◆ TEXT PROVIDED ◆
Your Honours will see a reference also to Justice Atkinson.  So that his Honour clearly relied on that and so too did Justice Dixon at page 466, point 9, in a passage going through to page 467, about point 3.  Then at page 471, about point 4, going through to page 472, point 1.  If I could refer particularly to the last paragraph on page 471 and then the paragraph numbered 1 on page 472.  The general position was discussed by his Honour at the bottom of page 466 and the top of page 467 in the passage which I earlier referred to.

Your Honours, Justice McTiernan, at page 472, in a passage commencing at the second paragraph of his reasons on that page, relies on the prohibition in the statutory provision.  It is apparent that that is the basis on which he relies in his reasons.  Justice Williams, at page 479, about point 4, in the paragraph commencing, “The attempted repudiation”.  So that that is the basis of that decision and no doubt it is correct to say that in an appropriate case a statutory provision may have the effect that a purported termination in some circumstances is not effective.  But in endeavouring to apply that to the present case, the critical thing is to examine the relevant provision.

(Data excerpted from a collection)
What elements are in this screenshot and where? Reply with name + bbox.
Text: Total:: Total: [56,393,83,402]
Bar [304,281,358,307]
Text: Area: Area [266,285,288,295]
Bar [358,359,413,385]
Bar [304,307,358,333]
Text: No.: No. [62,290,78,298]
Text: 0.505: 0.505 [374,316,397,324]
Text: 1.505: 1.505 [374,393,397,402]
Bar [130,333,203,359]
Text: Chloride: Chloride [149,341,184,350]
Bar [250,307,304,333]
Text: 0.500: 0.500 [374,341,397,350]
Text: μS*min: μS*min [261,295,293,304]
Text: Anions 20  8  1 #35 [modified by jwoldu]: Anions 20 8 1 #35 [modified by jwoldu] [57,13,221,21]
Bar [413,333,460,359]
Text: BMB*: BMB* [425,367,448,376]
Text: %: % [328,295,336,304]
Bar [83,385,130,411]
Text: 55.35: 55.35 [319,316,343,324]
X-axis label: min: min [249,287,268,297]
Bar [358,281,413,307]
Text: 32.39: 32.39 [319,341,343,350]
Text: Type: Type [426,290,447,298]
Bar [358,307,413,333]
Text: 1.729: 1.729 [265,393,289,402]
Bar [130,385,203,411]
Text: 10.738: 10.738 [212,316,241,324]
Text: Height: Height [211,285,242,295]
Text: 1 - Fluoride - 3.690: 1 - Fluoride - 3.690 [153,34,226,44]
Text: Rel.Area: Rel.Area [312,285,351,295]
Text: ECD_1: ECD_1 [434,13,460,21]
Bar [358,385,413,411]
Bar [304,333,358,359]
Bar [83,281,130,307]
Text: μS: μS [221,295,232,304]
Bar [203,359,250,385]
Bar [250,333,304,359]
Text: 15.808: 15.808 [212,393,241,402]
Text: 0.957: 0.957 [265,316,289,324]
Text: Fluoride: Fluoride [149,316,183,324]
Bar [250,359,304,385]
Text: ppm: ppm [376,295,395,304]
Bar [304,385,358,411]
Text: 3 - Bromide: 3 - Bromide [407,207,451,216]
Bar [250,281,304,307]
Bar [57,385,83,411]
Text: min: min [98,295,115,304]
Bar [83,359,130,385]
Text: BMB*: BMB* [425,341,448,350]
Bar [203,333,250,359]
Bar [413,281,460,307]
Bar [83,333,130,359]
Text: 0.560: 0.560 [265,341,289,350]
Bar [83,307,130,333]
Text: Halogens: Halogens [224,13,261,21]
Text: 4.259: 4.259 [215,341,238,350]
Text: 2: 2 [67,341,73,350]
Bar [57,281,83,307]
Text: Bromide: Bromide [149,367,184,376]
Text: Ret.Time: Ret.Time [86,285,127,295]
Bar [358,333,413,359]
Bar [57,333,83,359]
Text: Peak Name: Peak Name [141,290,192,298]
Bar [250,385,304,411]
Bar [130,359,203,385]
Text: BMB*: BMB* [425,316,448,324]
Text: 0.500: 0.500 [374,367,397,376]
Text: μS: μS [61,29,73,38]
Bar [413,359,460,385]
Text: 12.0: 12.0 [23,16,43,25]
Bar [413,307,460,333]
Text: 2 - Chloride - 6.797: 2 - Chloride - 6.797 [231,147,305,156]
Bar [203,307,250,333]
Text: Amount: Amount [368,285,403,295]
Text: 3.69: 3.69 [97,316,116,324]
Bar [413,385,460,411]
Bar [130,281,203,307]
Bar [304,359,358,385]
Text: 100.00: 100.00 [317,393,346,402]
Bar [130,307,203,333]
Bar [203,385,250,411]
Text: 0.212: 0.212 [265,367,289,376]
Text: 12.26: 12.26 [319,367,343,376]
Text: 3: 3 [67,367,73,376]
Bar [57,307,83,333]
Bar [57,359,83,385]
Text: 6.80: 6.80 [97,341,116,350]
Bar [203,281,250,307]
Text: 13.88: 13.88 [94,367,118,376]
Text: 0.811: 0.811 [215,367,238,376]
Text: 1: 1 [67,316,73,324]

◆ GIVEN REQUEST A ◆
Reproduce verbatim the passage of the court transcript running from "Your Honours will see" up to and including "earlier referred to.".
◆ GIVEN REQUEST B ◆
Supply the next part of the court transcript, beginning right after its last sentence.

◆ REPLY A ◆
Your Honours will see a reference also to Justice Atkinson.  So that his Honour clearly relied on that and so too did Justice Dixon at page 466, point 9, in a passage going through to page 467, about point 3.  Then at page 471, about point 4, going through to page 472, point 1.  If I could refer particularly to the last paragraph on page 471 and then the paragraph numbered 1 on page 472.  The general position was discussed by his Honour at the bottom of page 466 and the top of page 467 in the passage which I earlier referred to.

◆ REPLY B ◆
I have gone to the provisions of the award already, but what they do support, in our submission, is the contention which we advance in paragraph 20(a) of our outline of submissions that the whole structure of clause 11 and clause 41 suggests that there is not nullity brought about by a termination of employment which does not comply with clause 11(a).  Indeed, clause 11(a) really recognises that the termination will be effective.  What it does do - and your Honours will have seen, for example, the provision that said that the fact that under the award, if the clause 41 procedure is brought into being, then the employee is to work, but the fact the employee is working does not affect the validity of what has gone before, namely, the termination.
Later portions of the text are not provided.